### What the task asks
Render every entry exactly as it appears.
⟨
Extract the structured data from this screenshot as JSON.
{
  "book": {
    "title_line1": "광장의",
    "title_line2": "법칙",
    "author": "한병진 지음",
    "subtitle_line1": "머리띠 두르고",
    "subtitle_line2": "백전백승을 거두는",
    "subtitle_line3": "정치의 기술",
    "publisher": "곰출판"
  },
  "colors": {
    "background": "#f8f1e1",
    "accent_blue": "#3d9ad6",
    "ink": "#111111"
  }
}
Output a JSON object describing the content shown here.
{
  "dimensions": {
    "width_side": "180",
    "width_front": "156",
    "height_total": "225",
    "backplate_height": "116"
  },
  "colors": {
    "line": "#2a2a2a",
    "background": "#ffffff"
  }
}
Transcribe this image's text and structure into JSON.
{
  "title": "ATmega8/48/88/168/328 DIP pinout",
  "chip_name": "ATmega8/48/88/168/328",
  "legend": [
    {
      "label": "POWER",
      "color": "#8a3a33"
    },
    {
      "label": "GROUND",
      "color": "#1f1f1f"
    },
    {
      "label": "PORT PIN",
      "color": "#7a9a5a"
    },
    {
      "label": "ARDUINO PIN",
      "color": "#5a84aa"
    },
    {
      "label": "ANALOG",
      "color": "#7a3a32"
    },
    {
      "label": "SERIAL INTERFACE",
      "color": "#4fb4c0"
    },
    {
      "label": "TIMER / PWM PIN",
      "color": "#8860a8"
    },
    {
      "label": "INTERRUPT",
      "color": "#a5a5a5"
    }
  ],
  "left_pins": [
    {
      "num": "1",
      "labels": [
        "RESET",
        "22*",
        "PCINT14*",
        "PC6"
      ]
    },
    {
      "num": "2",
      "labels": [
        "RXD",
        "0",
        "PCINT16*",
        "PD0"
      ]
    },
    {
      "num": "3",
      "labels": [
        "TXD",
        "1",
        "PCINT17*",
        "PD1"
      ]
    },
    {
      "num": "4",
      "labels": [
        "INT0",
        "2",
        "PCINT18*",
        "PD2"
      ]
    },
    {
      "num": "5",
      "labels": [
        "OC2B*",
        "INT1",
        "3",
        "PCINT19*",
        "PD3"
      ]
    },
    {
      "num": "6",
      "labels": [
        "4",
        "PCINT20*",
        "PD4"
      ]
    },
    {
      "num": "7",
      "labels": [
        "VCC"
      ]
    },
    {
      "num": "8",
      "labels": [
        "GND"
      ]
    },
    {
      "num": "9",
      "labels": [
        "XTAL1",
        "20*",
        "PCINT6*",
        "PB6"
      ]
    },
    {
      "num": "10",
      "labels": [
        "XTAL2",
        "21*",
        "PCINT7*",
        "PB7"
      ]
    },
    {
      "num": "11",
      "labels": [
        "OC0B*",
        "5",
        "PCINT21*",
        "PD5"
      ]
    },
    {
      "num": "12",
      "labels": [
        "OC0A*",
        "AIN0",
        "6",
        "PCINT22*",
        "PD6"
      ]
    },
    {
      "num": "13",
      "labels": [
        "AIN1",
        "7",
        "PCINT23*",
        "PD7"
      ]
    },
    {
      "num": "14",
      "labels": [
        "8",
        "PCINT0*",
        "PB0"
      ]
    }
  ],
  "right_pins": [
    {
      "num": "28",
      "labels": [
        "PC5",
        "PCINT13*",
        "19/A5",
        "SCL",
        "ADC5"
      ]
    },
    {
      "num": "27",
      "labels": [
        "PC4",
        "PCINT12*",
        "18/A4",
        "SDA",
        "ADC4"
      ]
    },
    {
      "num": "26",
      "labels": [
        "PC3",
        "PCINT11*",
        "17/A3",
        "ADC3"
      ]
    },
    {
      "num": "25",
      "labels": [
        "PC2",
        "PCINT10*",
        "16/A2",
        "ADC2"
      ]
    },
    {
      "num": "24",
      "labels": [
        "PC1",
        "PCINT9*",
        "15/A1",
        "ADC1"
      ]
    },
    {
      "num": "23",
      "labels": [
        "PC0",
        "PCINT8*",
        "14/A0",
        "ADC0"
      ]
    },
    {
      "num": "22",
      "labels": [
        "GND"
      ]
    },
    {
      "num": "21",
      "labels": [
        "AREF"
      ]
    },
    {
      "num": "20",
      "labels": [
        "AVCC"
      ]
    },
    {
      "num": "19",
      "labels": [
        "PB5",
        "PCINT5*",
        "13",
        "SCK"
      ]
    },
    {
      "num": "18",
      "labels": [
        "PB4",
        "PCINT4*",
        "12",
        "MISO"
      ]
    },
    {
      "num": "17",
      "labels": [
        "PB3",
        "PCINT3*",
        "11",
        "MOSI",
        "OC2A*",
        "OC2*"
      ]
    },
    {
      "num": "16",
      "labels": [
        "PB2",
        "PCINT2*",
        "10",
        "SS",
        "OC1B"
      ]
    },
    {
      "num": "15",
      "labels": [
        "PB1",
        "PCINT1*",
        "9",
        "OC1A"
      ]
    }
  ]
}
⟩
### Exercise output
Extract the structured data from this screenshot as JSON.
{
  "book": {
    "title_line1": "광장의",
    "title_line2": "법칙",
    "author": "한병진 지음",
    "subtitle_line1": "머리띠 두르고",
    "subtitle_line2": "백전백승을 거두는",
    "subtitle_line3": "정치의 기술",
    "publisher": "곰출판"
  },
  "colors": {
    "background": "#f8f1e1",
    "accent_blue": "#3d9ad6",
    "ink": "#111111"
  }
}
Output a JSON object describing the content shown here.
{
  "dimensions": {
    "width_side": "180",
    "width_front": "156",
    "height_total": "225",
    "backplate_height": "116"
  },
  "colors": {
    "line": "#2a2a2a",
    "background": "#ffffff"
  }
}
Transcribe this image's text and structure into JSON.
{
  "title": "ATmega8/48/88/168/328 DIP pinout",
  "chip_name": "ATmega8/48/88/168/328",
  "legend": [
    {
      "label": "POWER",
      "color": "#8a3a33"
    },
    {
      "label": "GROUND",
      "color": "#1f1f1f"
    },
    {
      "label": "PORT PIN",
      "color": "#7a9a5a"
    },
    {
      "label": "ARDUINO PIN",
      "color": "#5a84aa"
    },
    {
      "label": "ANALOG",
      "color": "#7a3a32"
    },
    {
      "label": "SERIAL INTERFACE",
      "color": "#4fb4c0"
    },
    {
      "label": "TIMER / PWM PIN",
      "color": "#8860a8"
    },
    {
      "label": "INTERRUPT",
      "color": "#a5a5a5"
    }
  ],
  "left_pins": [
    {
      "num": "1",
      "labels": [
        "RESET",
        "22*",
        "PCINT14*",
        "PC6"
      ]
    },
    {
      "num": "2",
      "labels": [
        "RXD",
        "0",
        "PCINT16*",
        "PD0"
      ]
    },
    {
      "num": "3",
      "labels": [
        "TXD",
        "1",
        "PCINT17*",
        "PD1"
      ]
    },
    {
      "num": "4",
      "labels": [
        "INT0",
        "2",
        "PCINT18*",
        "PD2"
      ]
    },
    {
      "num": "5",
      "labels": [
        "OC2B*",
        "INT1",
        "3",
        "PCINT19*",
        "PD3"
      ]
    },
    {
      "num": "6",
      "labels": [
        "4",
        "PCINT20*",
        "PD4"
      ]
    },
    {
      "num": "7",
      "labels": [
        "VCC"
      ]
    },
    {
      "num": "8",
      "labels": [
        "GND"
      ]
    },
    {
      "num": "9",
      "labels": [
        "XTAL1",
        "20*",
        "PCINT6*",
        "PB6"
      ]
    },
    {
      "num": "10",
      "labels": [
        "XTAL2",
        "21*",
        "PCINT7*",
        "PB7"
      ]
    },
    {
      "num": "11",
      "labels": [
        "OC0B*",
        "5",
        "PCINT21*",
        "PD5"
      ]
    },
    {
      "num": "12",
      "labels": [
        "OC0A*",
        "AIN0",
        "6",
        "PCINT22*",
        "PD6"
      ]
    },
    {
      "num": "13",
      "labels": [
        "AIN1",
        "7",
        "PCINT23*",
        "PD7"
      ]
    },
    {
      "num": "14",
      "labels": [
        "8",
        "PCINT0*",
        "PB0"
      ]
    }
  ],
  "right_pins": [
    {
      "num": "28",
      "labels": [
        "PC5",
        "PCINT13*",
        "19/A5",
        "SCL",
        "ADC5"
      ]
    },
    {
      "num": "27",
      "labels": [
        "PC4",
        "PCINT12*",
        "18/A4",
        "SDA",
        "ADC4"
      ]
    },
    {
      "num": "26",
      "labels": [
        "PC3",
        "PCINT11*",
        "17/A3",
        "ADC3"
      ]
    },
    {
      "num": "25",
      "labels": [
        "PC2",
        "PCINT10*",
        "16/A2",
        "ADC2"
      ]
    },
    {
      "num": "24",
      "labels": [
        "PC1",
        "PCINT9*",
        "15/A1",
        "ADC1"
      ]
    },
    {
      "num": "23",
      "labels": [
        "PC0",
        "PCINT8*",
        "14/A0",
        "ADC0"
      ]
    },
    {
      "num": "22",
      "labels": [
        "GND"
      ]
    },
    {
      "num": "21",
      "labels": [
        "AREF"
      ]
    },
    {
      "num": "20",
      "labels": [
        "AVCC"
      ]
    },
    {
      "num": "19",
      "labels": [
        "PB5",
        "PCINT5*",
        "13",
        "SCK"
      ]
    },
    {
      "num": "18",
      "labels": [
        "PB4",
        "PCINT4*",
        "12",
        "MISO"
      ]
    },
    {
      "num": "17",
      "labels": [
        "PB3",
        "PCINT3*",
        "11",
        "MOSI",
        "OC2A*",
        "OC2*"
      ]
    },
    {
      "num": "16",
      "labels": [
        "PB2",
        "PCINT2*",
        "10",
        "SS",
        "OC1B"
      ]
    },
    {
      "num": "15",
      "labels": [
        "PB1",
        "PCINT1*",
        "9",
        "OC1A"
      ]
    }
  ]
}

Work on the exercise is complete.